EXERCISE INSTRUCTIONS: Will you transcribe the entries that follow, exactly and in full?

SOURCE DATA:
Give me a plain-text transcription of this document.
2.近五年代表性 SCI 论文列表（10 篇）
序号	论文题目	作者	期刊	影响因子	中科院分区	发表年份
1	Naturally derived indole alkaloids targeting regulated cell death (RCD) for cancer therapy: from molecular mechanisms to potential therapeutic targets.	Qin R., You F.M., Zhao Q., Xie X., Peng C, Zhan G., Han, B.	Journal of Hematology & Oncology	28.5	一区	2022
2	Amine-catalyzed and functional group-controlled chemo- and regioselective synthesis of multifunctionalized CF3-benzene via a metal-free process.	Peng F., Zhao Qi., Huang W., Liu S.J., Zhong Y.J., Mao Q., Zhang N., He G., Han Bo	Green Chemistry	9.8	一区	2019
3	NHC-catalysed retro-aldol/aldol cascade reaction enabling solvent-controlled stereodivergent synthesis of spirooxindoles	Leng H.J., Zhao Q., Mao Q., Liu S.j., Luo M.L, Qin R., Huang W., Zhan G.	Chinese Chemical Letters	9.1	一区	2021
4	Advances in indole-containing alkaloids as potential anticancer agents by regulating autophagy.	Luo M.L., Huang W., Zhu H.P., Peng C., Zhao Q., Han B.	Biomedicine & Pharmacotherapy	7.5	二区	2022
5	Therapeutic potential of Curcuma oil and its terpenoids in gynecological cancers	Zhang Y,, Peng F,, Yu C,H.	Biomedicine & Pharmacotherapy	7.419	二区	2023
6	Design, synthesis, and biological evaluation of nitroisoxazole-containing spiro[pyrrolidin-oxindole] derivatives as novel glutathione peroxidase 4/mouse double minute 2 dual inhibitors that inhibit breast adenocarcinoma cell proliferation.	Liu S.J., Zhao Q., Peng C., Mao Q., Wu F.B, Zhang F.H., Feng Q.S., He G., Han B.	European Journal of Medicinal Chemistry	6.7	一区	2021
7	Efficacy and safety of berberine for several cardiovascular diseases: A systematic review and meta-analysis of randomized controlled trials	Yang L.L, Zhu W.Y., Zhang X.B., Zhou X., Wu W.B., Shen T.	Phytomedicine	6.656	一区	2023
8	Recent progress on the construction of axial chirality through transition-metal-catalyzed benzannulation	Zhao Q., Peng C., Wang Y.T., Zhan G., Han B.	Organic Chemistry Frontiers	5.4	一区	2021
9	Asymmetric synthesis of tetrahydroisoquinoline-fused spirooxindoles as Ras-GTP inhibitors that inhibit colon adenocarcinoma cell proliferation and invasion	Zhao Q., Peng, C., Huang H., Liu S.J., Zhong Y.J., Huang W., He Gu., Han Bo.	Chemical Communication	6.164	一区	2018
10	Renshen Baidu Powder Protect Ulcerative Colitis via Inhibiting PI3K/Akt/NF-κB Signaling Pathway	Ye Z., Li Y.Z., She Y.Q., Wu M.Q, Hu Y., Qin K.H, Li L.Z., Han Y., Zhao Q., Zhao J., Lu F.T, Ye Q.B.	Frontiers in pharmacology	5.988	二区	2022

CORRECT RESPONSE:
Give me a plain-text transcription of this document.
2.近五年代表性 SCI 论文列表（10 篇）
序号	论文题目	作者	期刊	影响因子	中科院分区	发表年份
1	Naturally derived indole alkaloids targeting regulated cell death (RCD) for cancer therapy: from molecular mechanisms to potential therapeutic targets.	Qin R., You F.M., Zhao Q., Xie X., Peng C, Zhan G., Han, B.	Journal of Hematology & Oncology	28.5	一区	2022
2	Amine-catalyzed and functional group-controlled chemo- and regioselective synthesis of multifunctionalized CF3-benzene via a metal-free process.	Peng F., Zhao Qi., Huang W., Liu S.J., Zhong Y.J., Mao Q., Zhang N., He G., Han Bo	Green Chemistry	9.8	一区	2019
3	NHC-catalysed retro-aldol/aldol cascade reaction enabling solvent-controlled stereodivergent synthesis of spirooxindoles	Leng H.J., Zhao Q., Mao Q., Liu S.j., Luo M.L, Qin R., Huang W., Zhan G.	Chinese Chemical Letters	9.1	一区	2021
4	Advances in indole-containing alkaloids as potential anticancer agents by regulating autophagy.	Luo M.L., Huang W., Zhu H.P., Peng C., Zhao Q., Han B.	Biomedicine & Pharmacotherapy	7.5	二区	2022
5	Therapeutic potential of Curcuma oil and its terpenoids in gynecological cancers	Zhang Y,, Peng F,, Yu C,H.	Biomedicine & Pharmacotherapy	7.419	二区	2023
6	Design, synthesis, and biological evaluation of nitroisoxazole-containing spiro[pyrrolidin-oxindole] derivatives as novel glutathione peroxidase 4/mouse double minute 2 dual inhibitors that inhibit breast adenocarcinoma cell proliferation.	Liu S.J., Zhao Q., Peng C., Mao Q., Wu F.B, Zhang F.H., Feng Q.S., He G., Han B.	European Journal of Medicinal Chemistry	6.7	一区	2021
7	Efficacy and safety of berberine for several cardiovascular diseases: A systematic review and meta-analysis of randomized controlled trials	Yang L.L, Zhu W.Y., Zhang X.B., Zhou X., Wu W.B., Shen T.	Phytomedicine	6.656	一区	2023
8	Recent progress on the construction of axial chirality through transition-metal-catalyzed benzannulation	Zhao Q., Peng C., Wang Y.T., Zhan G., Han B.	Organic Chemistry Frontiers	5.4	一区	2021
9	Asymmetric synthesis of tetrahydroisoquinoline-fused spirooxindoles as Ras-GTP inhibitors that inhibit colon adenocarcinoma cell proliferation and invasion	Zhao Q., Peng, C., Huang H., Liu S.J., Zhong Y.J., Huang W., He Gu., Han Bo.	Chemical Communication	6.164	一区	2018
10	Renshen Baidu Powder Protect Ulcerative Colitis via Inhibiting PI3K/Akt/NF-κB Signaling Pathway	Ye Z., Li Y.Z., She Y.Q., Wu M.Q, Hu Y., Qin K.H, Li L.Z., Han Y., Zhao Q., Zhao J., Lu F.T, Ye Q.B.	Frontiers in pharmacology	5.988	二区	2022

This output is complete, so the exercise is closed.